[Stored dataset items]
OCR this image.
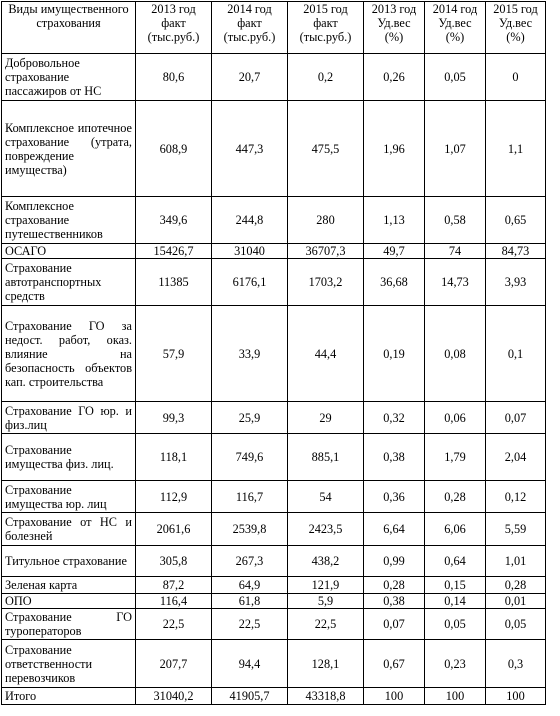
Виды имущественного страхования	2013 год факт (тыс.руб.)	2014 год факт (тыс.руб.)	2015 год факт (тыс.руб.)	2013 год Уд.вес (%)	2014 год Уд.вес (%)	2015 год Уд.вес (%)
Добровольное страхование пассажиров от НС	80,6	20,7	0,2	0,26	0,05	0
Комплексное ипотечное страхование (утрата, повреждение имущества)	608,9	447,3	475,5	1,96	1,07	1,1
Комплексное страхование путешественников	349,6	244,8	280	1,13	0,58	0,65
ОСАГО	15426,7	31040	36707,3	49,7	74	84,73
Страхование автотранспортных средств	11385	6176,1	1703,2	36,68	14,73	3,93
Страхование ГО за недост. работ, оказ. влияние на безопасность объектов кап. строительства	57,9	33,9	44,4	0,19	0,08	0,1
Страхование ГО юр. и физ.лиц	99,3	25,9	29	0,32	0,06	0,07
Страхование имущества физ. лиц.	118,1	749,6	885,1	0,38	1,79	2,04
Страхование имущества юр. лиц	112,9	116,7	54	0,36	0,28	0,12
Страхование от НС и болезней	2061,6	2539,8	2423,5	6,64	6,06	5,59
Титульное страхование	305,8	267,3	438,2	0,99	0,64	1,01
Зеленая карта	87,2	64,9	121,9	0,28	0,15	0,28
ОПО	116,4	61,8	5,9	0,38	0,14	0,01
Страхование ГО туроператоров	22,5	22,5	22,5	0,07	0,05	0,05
Страхование ответственности перевозчиков	207,7	94,4	128,1	0,67	0,23	0,3
Итого	31040,2	41905,7	43318,8	100	100	100
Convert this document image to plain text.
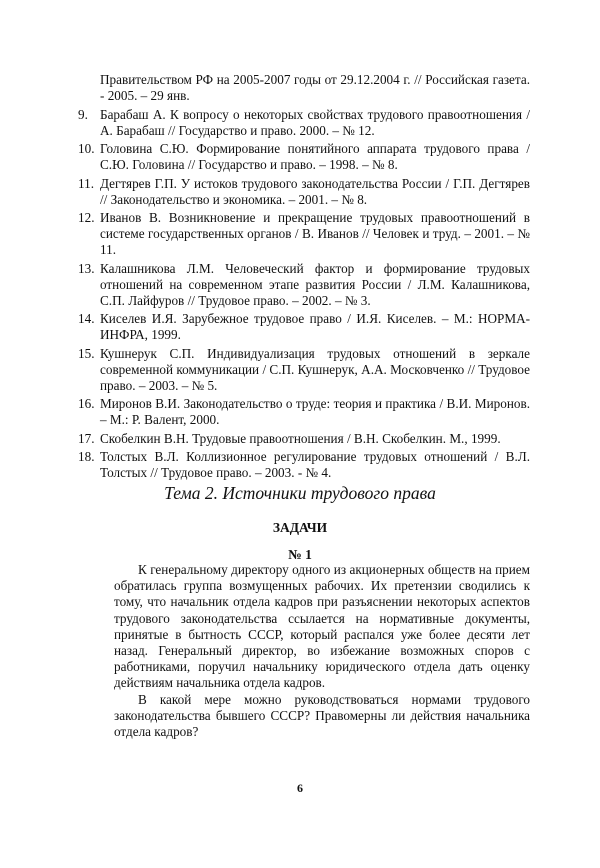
Правительством РФ на 2005-2007 годы от 29.12.2004 г. // Российская газета. - 2005. – 29 янв.
9. Барабаш А. К вопросу о некоторых свойствах трудового правоотношения / А. Барабаш // Государство и право. 2000. – № 12.
10. Головина С.Ю. Формирование понятийного аппарата трудового права / С.Ю. Головина // Государство и право. – 1998. – № 8.
11. Дегтярев Г.П. У истоков трудового законодательства России / Г.П. Дегтярев // Законодательство и экономика. – 2001. – № 8.
12. Иванов В. Возникновение и прекращение трудовых правоотношений в системе государственных органов / В. Иванов // Человек и труд. – 2001. – № 11.
13. Калашникова Л.М. Человеческий фактор и формирование трудовых отношений на современном этапе развития России / Л.М. Калашникова, С.П. Лайфуров // Трудовое право. – 2002. – № 3.
14. Киселев И.Я. Зарубежное трудовое право / И.Я. Киселев. – М.: НОРМА-ИНФРА, 1999.
15. Кушнерук С.П. Индивидуализация трудовых отношений в зеркале современной коммуникации / С.П. Кушнерук, А.А. Московченко // Трудовое право. – 2003. – № 5.
16. Миронов В.И. Законодательство о труде: теория и практика / В.И. Миронов. – М.: Р. Валент, 2000.
17. Скобелкин В.Н. Трудовые правоотношения / В.Н. Скобелкин. М., 1999.
18. Толстых В.Л. Коллизионное регулирование трудовых отношений / В.Л. Толстых // Трудовое право. – 2003. - № 4.
Тема 2. Источники трудового права
ЗАДАЧИ
№ 1

К генеральному директору одного из акционерных обществ на прием обратилась группа возмущенных рабочих. Их претензии сводились к тому, что начальник отдела кадров при разъяснении некоторых аспектов трудового законодательства ссылается на нормативные документы, принятые в бытность СССР, который распался уже более десяти лет назад. Генеральный директор, во избежание возможных споров с работниками, поручил начальнику юридического отдела дать оценку действиям начальника отдела кадров.

В какой мере можно руководствоваться нормами трудового законодательства бывшего СССР? Правомерны ли действия начальника отдела кадров?

6
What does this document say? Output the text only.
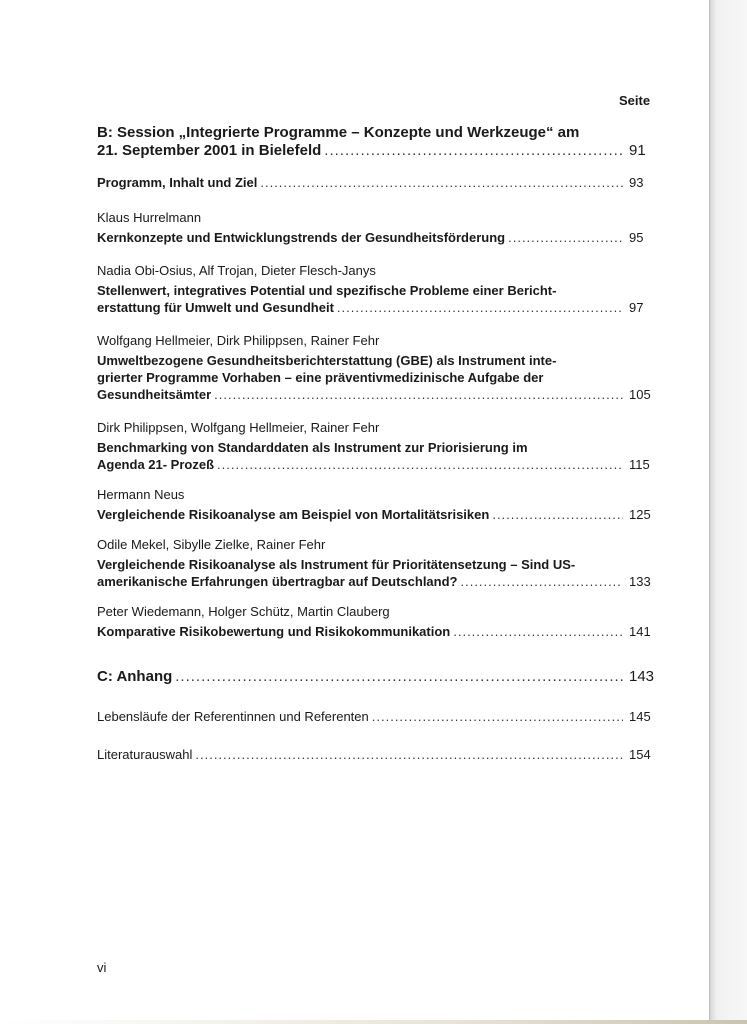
Seite
B: Session „Integrierte Programme – Konzepte und Werkzeuge“ am
21. September 2001 in Bielefeld .....	91
Programm, Inhalt und Ziel .....	93
Klaus Hurrelmann
Kernkonzepte und Entwicklungstrends der Gesundheitsförderung .....	95
Nadia Obi-Osius, Alf Trojan, Dieter Flesch-Janys
Stellenwert, integratives Potential und spezifische Probleme einer Bericht-
erstattung für Umwelt und Gesundheit .....	97
Wolfgang Hellmeier, Dirk Philippsen, Rainer Fehr
Umweltbezogene Gesundheitsberichterstattung (GBE) als Instrument inte-
grierter Programme Vorhaben – eine präventivmedizinische Aufgabe der
Gesundheitsämter .....	105
Dirk Philippsen, Wolfgang Hellmeier, Rainer Fehr
Benchmarking von Standarddaten als Instrument zur Priorisierung im
Agenda 21- Prozeß .....	115
Hermann Neus
Vergleichende Risikoanalyse am Beispiel von Mortalitätsrisiken .....	125
Odile Mekel, Sibylle Zielke, Rainer Fehr
Vergleichende Risikoanalyse als Instrument für Prioritätensetzung – Sind US-
amerikanische Erfahrungen übertragbar auf Deutschland? .....	133
Peter Wiedemann, Holger Schütz, Martin Clauberg
Komparative Risikobewertung und Risikokommunikation .....	141
C: Anhang .....	143
Lebensläufe der Referentinnen und Referenten .....	145
Literaturauswahl .....	154
vi
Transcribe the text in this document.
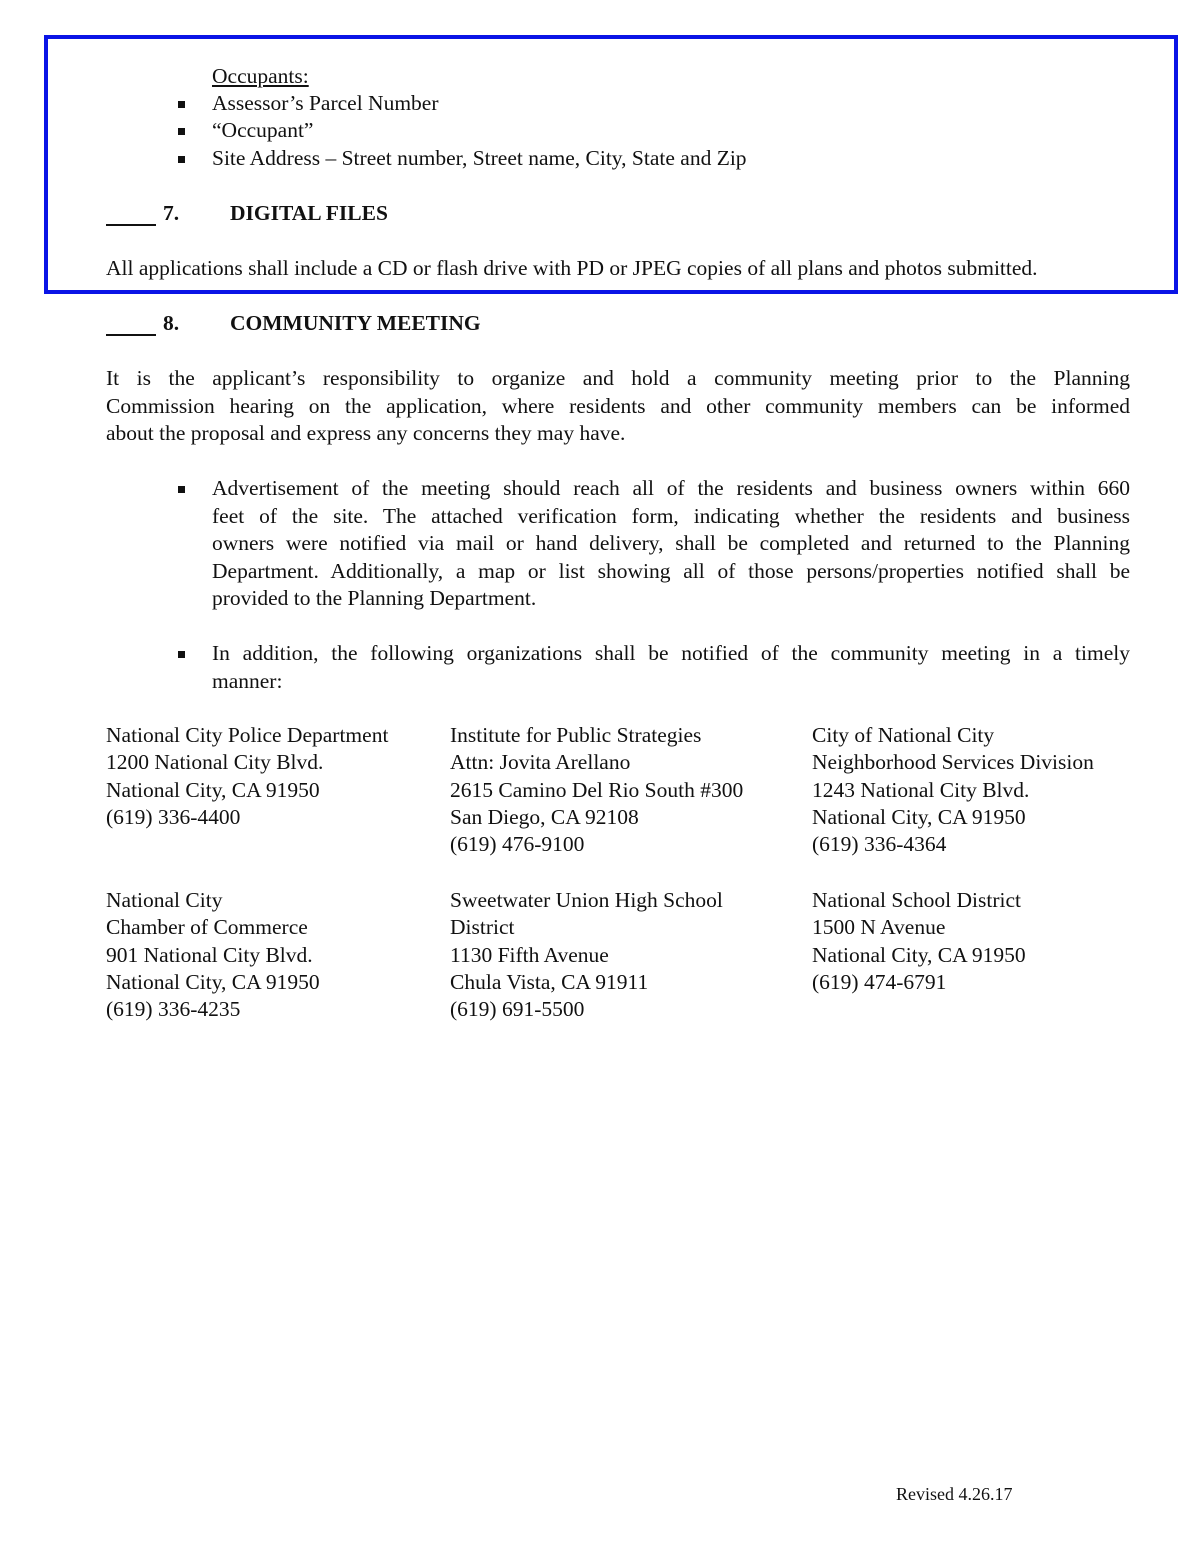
Occupants:
Assessor’s Parcel Number
“Occupant”
Site Address – Street number, Street name, City, State and Zip
7. DIGITAL FILES
All applications shall include a CD or flash drive with PD or JPEG copies of all plans and photos submitted.
8. COMMUNITY MEETING
It is the applicant’s responsibility to organize and hold a community meeting prior to the Planning
Commission hearing on the application, where residents and other community members can be informed
about the proposal and express any concerns they may have.
Advertisement of the meeting should reach all of the residents and business owners within 660
feet of the site. The attached verification form, indicating whether the residents and business
owners were notified via mail or hand delivery, shall be completed and returned to the Planning
Department. Additionally, a map or list showing all of those persons/properties notified shall be
provided to the Planning Department.
In addition, the following organizations shall be notified of the community meeting in a timely
manner:
National City Police Department
1200 National City Blvd.
National City, CA 91950
(619) 336-4400
Institute for Public Strategies
Attn: Jovita Arellano
2615 Camino Del Rio South #300
San Diego, CA 92108
(619) 476-9100
City of National City
Neighborhood Services Division
1243 National City Blvd.
National City, CA 91950
(619) 336-4364
National City
Chamber of Commerce
901 National City Blvd.
National City, CA 91950
(619) 336-4235
Sweetwater Union High School
District
1130 Fifth Avenue
Chula Vista, CA 91911
(619) 691-5500
National School District
1500 N Avenue
National City, CA 91950
(619) 474-6791
Revised 4.26.17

## Written request
State the count of lines above containing the string "Комплексное", and add nothing to it.

## Complete response
2